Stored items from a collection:
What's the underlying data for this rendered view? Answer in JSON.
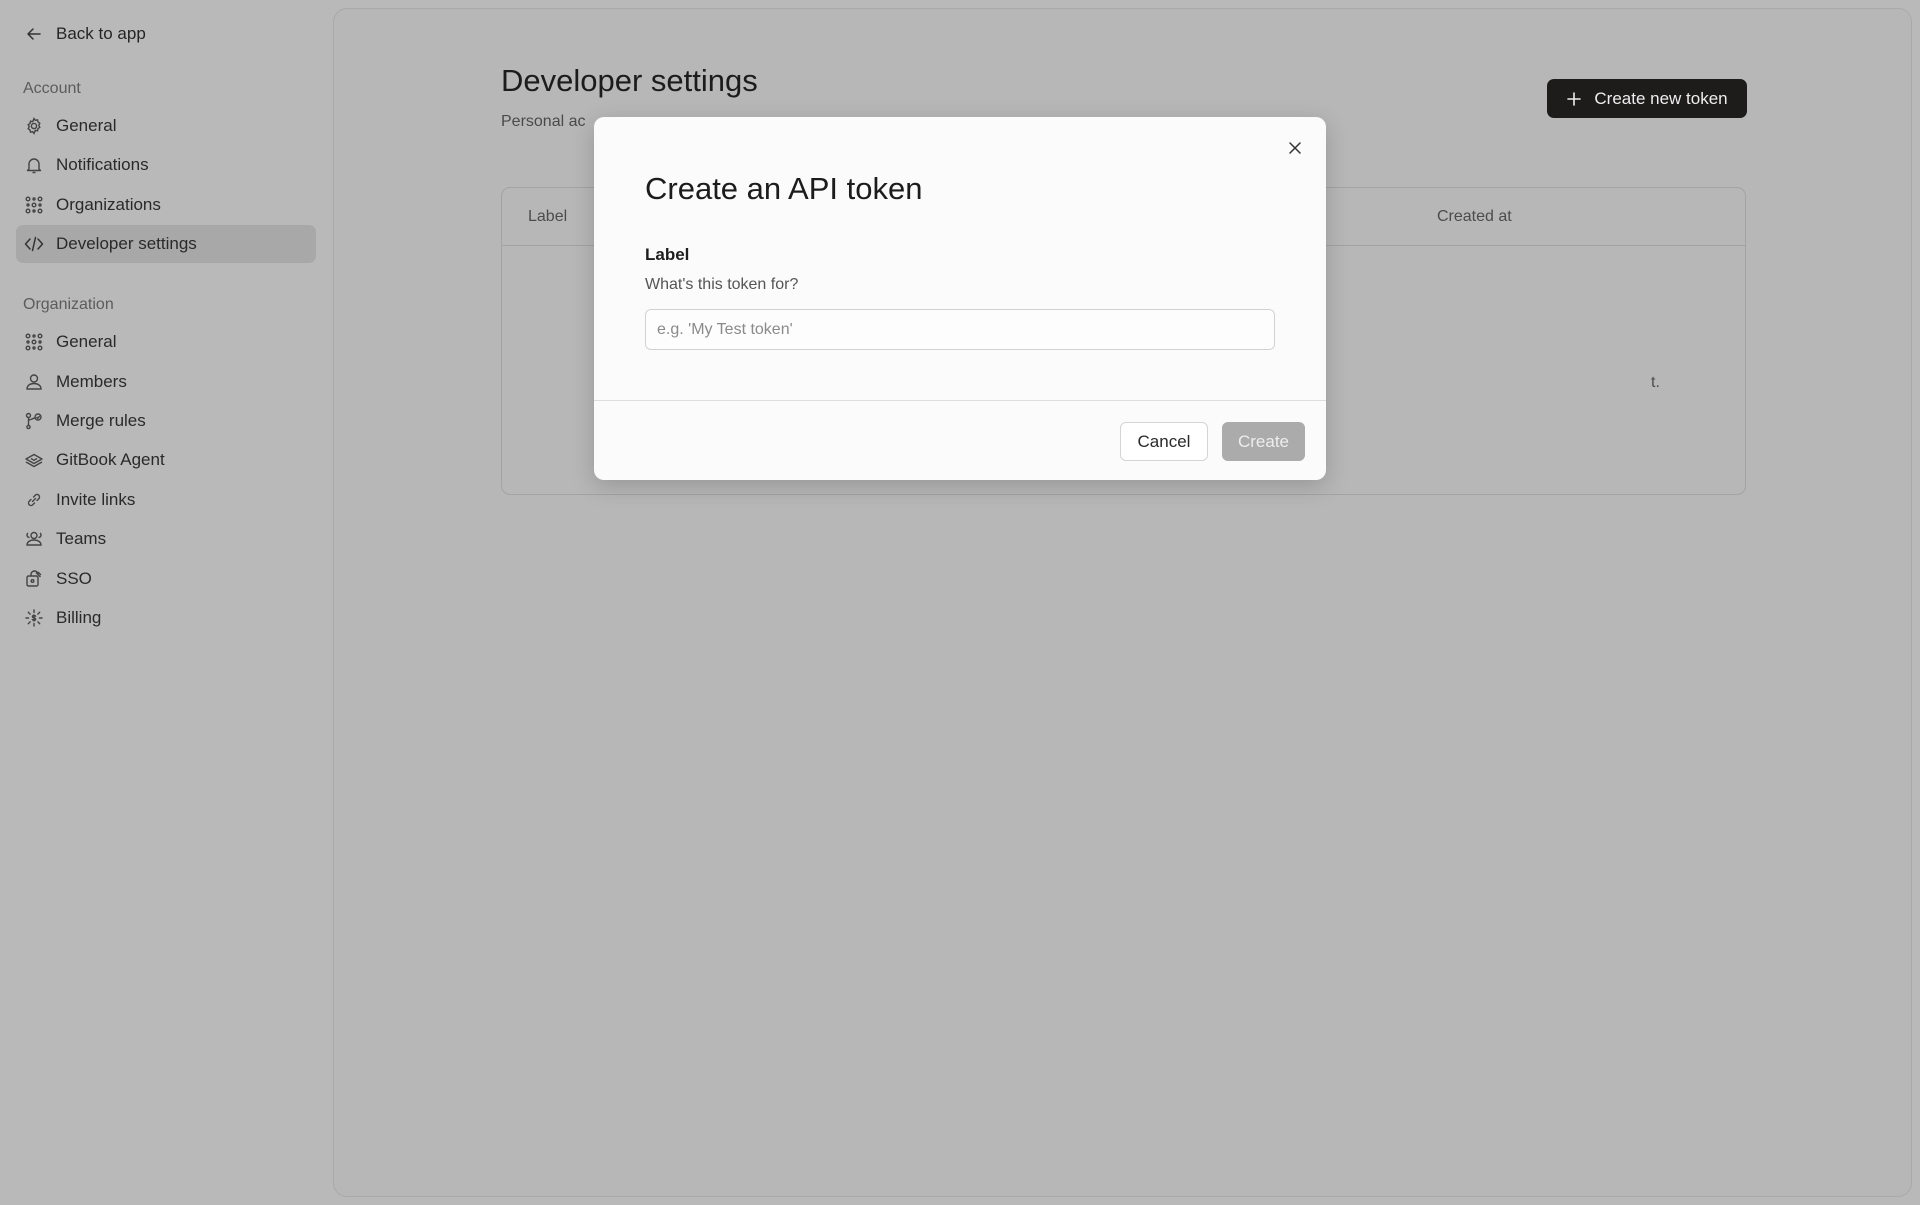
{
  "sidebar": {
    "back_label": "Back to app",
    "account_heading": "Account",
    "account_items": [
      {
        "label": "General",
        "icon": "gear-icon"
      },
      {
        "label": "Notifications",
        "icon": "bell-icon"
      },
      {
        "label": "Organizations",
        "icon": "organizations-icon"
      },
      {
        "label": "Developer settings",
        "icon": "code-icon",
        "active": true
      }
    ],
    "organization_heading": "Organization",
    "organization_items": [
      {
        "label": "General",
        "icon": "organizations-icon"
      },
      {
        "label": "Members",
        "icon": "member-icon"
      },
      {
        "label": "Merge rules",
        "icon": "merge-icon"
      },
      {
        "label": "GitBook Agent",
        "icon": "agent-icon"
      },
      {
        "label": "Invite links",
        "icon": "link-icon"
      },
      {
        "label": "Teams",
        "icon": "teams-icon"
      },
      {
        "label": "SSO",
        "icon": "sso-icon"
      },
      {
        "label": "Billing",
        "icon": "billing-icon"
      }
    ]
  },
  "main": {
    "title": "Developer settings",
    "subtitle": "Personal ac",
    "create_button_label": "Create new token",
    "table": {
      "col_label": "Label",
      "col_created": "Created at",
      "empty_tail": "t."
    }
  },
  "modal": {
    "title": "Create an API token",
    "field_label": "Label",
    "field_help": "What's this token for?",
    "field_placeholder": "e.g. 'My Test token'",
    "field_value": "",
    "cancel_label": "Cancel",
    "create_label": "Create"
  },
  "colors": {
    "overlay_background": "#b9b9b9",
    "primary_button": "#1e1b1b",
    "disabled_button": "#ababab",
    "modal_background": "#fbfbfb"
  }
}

> **The task**
Check each line above for "icon" and return the ones that have it.

> **Finished exercise**
        "icon": "gear-icon"
        "icon": "bell-icon"
        "icon": "organizations-icon"
        "icon": "code-icon",
        "icon": "organizations-icon"
        "icon": "member-icon"
        "icon": "merge-icon"
        "icon": "agent-icon"
        "icon": "link-icon"
        "icon": "teams-icon"
        "icon": "sso-icon"
        "icon": "billing-icon"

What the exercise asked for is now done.